> [TASK DIRECTIONS] Read the entries below and pull out each line with the string "nhất".

--- START RECORD LIST ---

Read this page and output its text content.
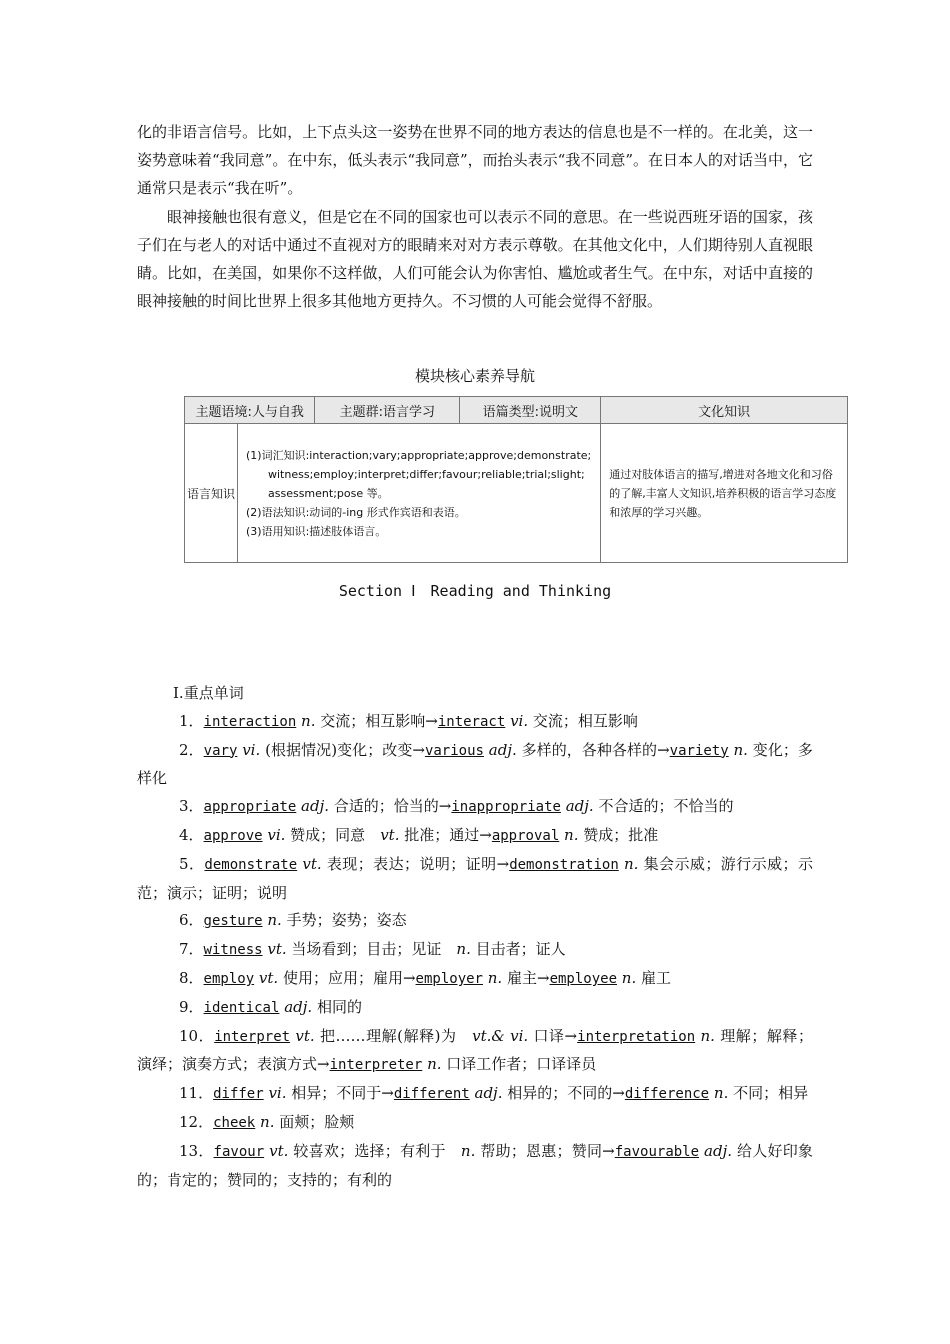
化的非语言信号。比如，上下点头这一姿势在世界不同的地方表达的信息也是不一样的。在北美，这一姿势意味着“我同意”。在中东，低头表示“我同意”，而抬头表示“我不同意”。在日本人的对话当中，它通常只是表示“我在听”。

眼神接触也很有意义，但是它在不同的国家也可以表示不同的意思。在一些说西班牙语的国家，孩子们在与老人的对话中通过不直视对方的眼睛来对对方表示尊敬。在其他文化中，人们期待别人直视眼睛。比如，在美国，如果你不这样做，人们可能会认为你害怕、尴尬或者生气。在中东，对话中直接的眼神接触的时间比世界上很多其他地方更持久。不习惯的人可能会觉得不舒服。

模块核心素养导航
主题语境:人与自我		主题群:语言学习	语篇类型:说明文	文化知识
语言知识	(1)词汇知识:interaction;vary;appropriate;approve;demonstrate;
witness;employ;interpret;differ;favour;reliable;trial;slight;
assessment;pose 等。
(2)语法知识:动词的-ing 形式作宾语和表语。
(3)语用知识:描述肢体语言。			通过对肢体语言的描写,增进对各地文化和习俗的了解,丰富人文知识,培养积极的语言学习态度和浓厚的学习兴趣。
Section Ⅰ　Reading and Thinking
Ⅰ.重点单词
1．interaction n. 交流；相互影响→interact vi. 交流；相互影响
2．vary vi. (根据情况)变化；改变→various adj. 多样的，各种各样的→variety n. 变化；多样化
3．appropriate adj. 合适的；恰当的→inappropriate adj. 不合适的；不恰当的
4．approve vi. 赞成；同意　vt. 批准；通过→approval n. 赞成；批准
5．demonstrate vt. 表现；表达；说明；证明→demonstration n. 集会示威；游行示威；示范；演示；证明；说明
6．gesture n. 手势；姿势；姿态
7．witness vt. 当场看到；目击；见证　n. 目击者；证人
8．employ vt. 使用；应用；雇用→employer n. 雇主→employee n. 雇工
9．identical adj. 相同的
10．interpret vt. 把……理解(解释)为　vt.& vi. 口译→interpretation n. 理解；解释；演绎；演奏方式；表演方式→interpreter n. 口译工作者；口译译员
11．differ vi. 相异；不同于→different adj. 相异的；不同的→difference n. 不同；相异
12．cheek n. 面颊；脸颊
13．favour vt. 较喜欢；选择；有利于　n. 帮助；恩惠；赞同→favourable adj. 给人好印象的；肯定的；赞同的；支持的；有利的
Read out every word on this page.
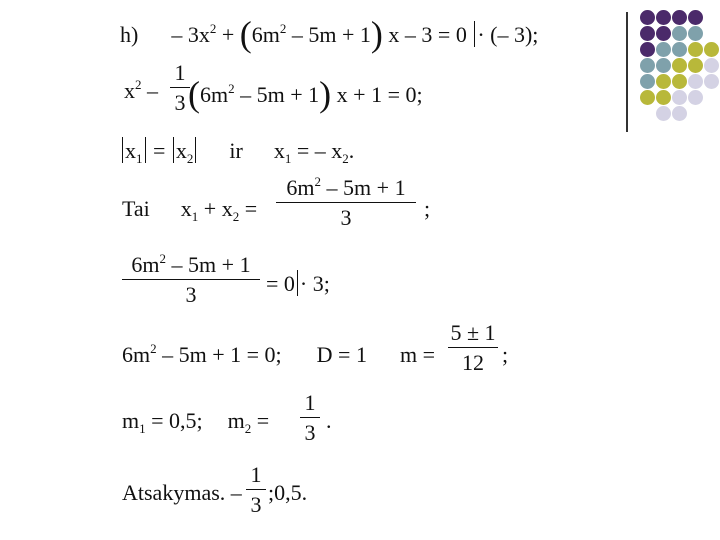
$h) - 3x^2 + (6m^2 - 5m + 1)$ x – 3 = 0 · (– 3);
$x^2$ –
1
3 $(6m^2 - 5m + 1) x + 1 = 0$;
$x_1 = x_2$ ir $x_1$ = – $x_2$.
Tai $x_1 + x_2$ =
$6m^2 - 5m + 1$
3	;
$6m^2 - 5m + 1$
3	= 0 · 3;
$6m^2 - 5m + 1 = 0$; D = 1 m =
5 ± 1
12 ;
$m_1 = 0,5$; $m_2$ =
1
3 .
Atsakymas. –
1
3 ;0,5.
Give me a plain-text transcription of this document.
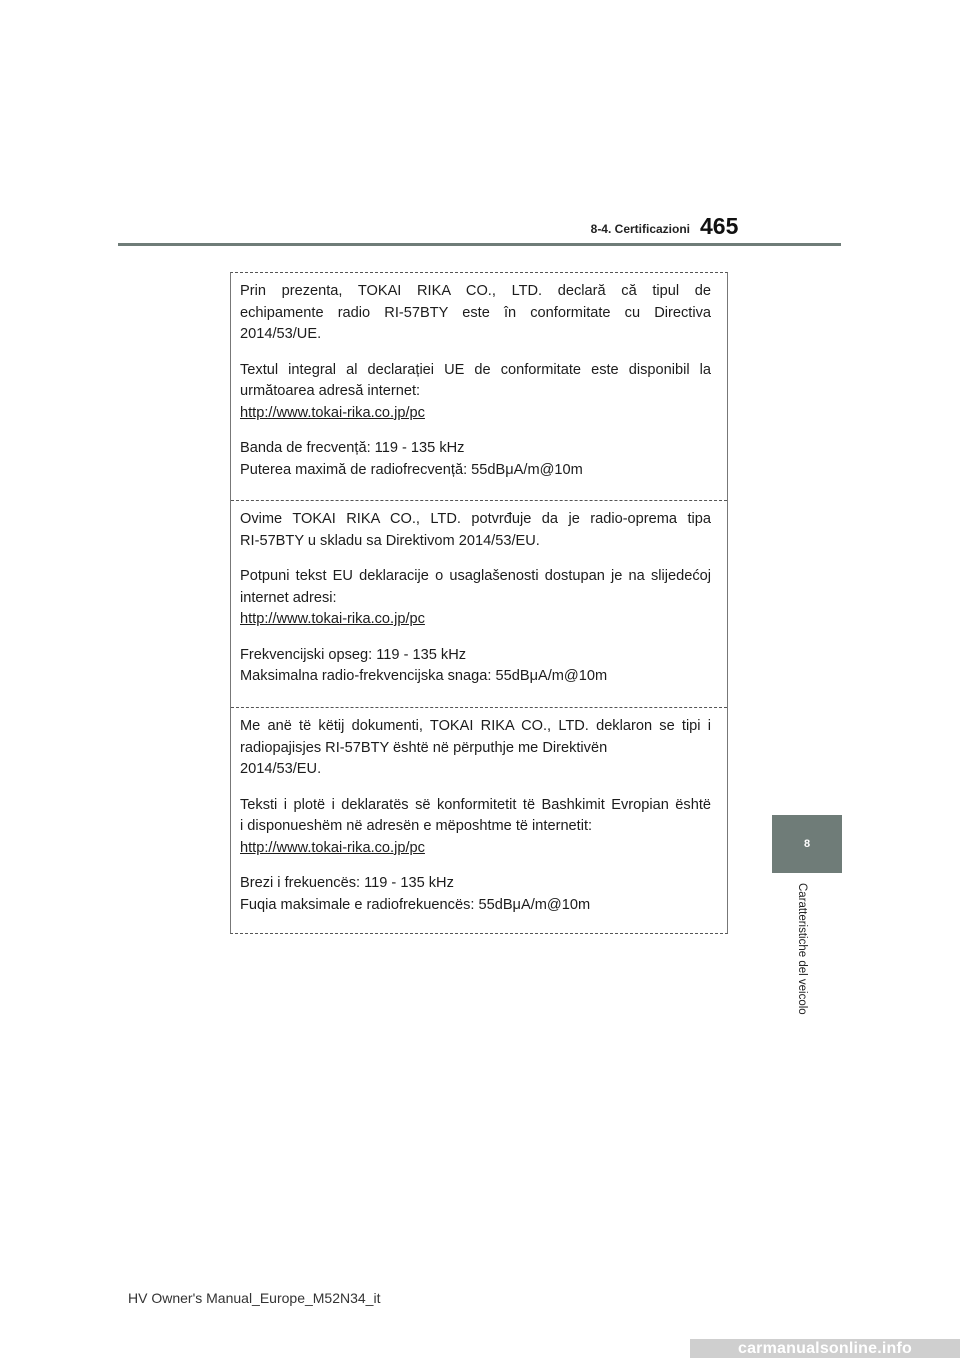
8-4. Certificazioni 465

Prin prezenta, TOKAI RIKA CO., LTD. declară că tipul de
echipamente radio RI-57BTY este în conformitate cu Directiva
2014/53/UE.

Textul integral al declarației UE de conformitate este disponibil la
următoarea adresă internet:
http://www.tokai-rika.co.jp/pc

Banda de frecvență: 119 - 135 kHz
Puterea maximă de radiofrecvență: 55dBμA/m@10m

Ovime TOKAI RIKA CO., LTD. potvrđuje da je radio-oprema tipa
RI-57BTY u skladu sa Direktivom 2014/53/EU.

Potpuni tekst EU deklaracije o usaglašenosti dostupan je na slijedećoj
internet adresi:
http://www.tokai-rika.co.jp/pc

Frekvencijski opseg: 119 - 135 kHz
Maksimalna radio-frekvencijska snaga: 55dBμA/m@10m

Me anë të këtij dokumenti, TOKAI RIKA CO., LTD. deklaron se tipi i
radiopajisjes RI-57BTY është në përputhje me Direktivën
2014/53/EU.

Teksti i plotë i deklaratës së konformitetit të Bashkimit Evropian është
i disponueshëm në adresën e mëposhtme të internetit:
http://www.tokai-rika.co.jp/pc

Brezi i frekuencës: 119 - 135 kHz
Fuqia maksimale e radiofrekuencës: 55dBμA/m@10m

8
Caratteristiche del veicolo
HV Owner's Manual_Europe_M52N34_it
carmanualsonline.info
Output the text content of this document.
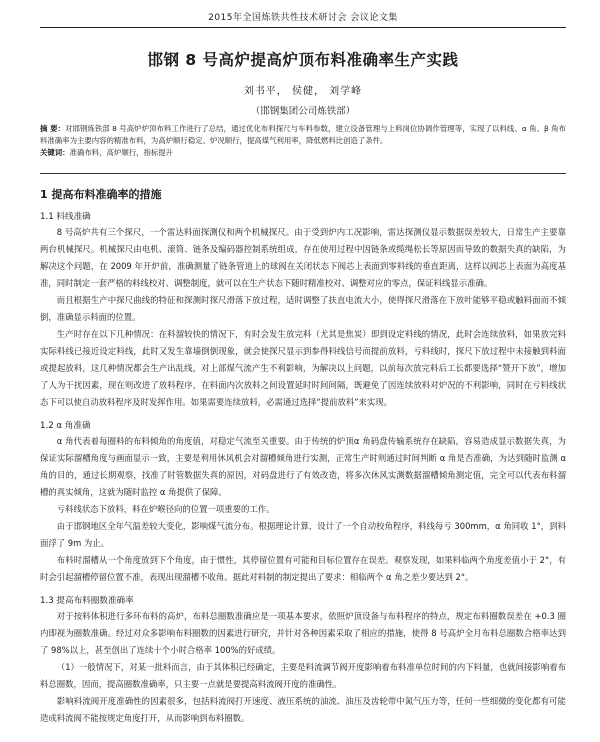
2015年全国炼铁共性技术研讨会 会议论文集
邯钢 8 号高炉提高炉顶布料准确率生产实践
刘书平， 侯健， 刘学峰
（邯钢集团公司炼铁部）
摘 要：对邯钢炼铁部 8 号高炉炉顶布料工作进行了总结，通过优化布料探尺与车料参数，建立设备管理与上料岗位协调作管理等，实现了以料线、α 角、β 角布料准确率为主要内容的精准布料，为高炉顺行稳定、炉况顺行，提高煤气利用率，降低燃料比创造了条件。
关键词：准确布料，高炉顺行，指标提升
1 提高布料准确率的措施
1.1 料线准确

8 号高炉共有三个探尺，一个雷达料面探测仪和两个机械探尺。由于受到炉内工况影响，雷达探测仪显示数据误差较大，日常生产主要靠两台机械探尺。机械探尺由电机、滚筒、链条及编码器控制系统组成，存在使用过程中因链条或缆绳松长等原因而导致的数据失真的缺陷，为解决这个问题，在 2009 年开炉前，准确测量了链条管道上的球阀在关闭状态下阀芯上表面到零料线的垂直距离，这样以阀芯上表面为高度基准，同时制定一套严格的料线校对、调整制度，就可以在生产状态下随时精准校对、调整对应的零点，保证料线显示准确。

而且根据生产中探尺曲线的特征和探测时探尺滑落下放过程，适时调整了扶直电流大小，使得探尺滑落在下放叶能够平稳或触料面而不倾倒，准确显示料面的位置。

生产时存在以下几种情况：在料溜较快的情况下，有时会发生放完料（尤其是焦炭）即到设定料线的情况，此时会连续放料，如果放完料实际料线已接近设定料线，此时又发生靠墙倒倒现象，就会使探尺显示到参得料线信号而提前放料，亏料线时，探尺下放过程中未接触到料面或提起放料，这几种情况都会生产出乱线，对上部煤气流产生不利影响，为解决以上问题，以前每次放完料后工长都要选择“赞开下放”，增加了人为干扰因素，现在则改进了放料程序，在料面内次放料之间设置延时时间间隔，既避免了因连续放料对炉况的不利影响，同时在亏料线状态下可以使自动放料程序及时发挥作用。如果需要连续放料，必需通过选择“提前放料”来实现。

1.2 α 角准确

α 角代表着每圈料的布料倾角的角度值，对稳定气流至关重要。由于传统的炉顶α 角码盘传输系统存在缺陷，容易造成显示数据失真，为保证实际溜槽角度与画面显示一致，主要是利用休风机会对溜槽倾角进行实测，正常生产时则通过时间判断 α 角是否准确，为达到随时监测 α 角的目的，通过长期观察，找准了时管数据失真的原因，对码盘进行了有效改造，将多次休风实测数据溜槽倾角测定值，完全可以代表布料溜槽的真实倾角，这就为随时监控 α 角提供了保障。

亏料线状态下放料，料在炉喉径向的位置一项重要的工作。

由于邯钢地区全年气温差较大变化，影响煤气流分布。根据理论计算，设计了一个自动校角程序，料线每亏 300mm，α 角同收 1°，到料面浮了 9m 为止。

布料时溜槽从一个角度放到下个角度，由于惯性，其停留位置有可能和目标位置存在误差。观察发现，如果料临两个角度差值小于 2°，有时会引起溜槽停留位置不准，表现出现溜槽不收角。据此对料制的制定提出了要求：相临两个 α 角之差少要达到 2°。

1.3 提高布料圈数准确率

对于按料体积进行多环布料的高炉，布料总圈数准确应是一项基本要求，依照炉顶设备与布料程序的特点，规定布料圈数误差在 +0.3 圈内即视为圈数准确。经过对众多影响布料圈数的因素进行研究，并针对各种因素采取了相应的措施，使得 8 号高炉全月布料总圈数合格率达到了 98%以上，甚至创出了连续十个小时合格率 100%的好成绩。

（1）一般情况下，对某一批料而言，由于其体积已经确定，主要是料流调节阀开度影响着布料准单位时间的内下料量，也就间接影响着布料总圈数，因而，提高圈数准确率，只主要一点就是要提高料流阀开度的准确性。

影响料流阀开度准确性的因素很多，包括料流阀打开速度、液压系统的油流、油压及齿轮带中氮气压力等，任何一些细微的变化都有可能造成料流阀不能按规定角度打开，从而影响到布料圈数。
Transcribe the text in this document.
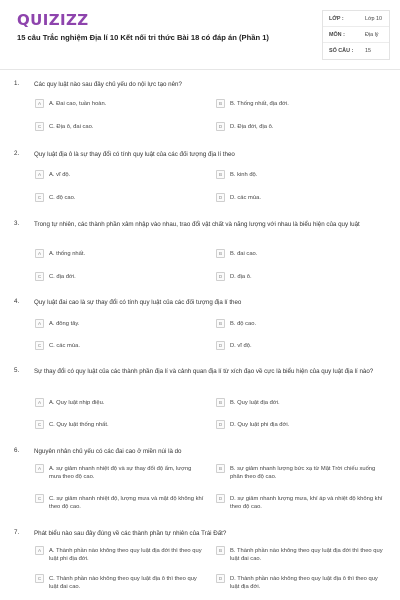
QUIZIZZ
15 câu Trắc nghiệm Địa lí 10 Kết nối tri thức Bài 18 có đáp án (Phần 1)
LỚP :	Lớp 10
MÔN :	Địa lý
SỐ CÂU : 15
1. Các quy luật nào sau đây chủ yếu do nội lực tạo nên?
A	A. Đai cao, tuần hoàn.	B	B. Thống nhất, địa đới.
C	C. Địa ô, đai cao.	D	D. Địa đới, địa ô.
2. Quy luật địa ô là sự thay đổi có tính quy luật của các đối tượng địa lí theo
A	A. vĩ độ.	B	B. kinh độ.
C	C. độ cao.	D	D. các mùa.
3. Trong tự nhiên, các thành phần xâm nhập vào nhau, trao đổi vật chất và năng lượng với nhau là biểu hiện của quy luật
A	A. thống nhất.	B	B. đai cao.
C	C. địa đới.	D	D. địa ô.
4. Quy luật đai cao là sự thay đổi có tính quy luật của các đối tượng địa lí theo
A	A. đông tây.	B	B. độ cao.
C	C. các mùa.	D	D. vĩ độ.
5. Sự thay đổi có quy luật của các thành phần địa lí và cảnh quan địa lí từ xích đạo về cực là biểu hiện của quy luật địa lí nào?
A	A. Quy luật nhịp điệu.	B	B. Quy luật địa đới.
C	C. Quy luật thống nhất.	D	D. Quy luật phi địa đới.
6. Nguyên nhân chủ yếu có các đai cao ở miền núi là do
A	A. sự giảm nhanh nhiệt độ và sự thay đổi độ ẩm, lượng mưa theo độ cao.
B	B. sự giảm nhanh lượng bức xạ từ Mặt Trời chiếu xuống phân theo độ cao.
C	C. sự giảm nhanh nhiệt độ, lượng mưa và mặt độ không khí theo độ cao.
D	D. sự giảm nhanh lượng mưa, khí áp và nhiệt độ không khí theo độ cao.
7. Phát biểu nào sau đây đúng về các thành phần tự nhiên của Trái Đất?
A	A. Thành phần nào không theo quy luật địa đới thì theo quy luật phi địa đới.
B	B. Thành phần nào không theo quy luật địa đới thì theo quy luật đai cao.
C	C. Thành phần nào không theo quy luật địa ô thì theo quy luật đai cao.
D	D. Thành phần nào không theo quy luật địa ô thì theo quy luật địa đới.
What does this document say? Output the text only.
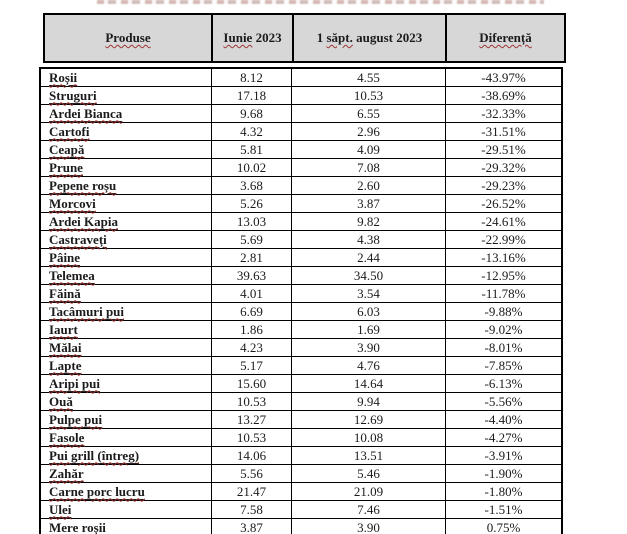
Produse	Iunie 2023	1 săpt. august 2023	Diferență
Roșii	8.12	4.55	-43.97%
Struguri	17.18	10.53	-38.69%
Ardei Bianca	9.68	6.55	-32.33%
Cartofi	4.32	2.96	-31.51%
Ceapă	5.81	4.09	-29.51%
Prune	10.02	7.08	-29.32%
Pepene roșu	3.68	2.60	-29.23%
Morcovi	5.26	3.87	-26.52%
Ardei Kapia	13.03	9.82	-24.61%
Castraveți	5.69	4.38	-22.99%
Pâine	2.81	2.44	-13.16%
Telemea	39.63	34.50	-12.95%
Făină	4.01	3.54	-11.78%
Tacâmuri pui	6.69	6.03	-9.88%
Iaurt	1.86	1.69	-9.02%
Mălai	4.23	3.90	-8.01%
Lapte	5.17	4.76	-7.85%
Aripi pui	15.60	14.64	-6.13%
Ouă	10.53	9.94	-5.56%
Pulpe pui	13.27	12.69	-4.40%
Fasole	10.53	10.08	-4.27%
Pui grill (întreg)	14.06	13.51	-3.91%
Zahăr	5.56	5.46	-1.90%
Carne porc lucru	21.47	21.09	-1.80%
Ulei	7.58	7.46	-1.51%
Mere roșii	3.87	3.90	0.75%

--- END RECORD LIST ---

> [RESPONSE BELOW]
A	A. Đai cao, tuần hoàn.	B	B. Thống nhất, địa đới.
A	A. thống nhất.	B	B. đai cao.
C	C. Quy luật thống nhất.	D	D. Quy luật phi địa đới.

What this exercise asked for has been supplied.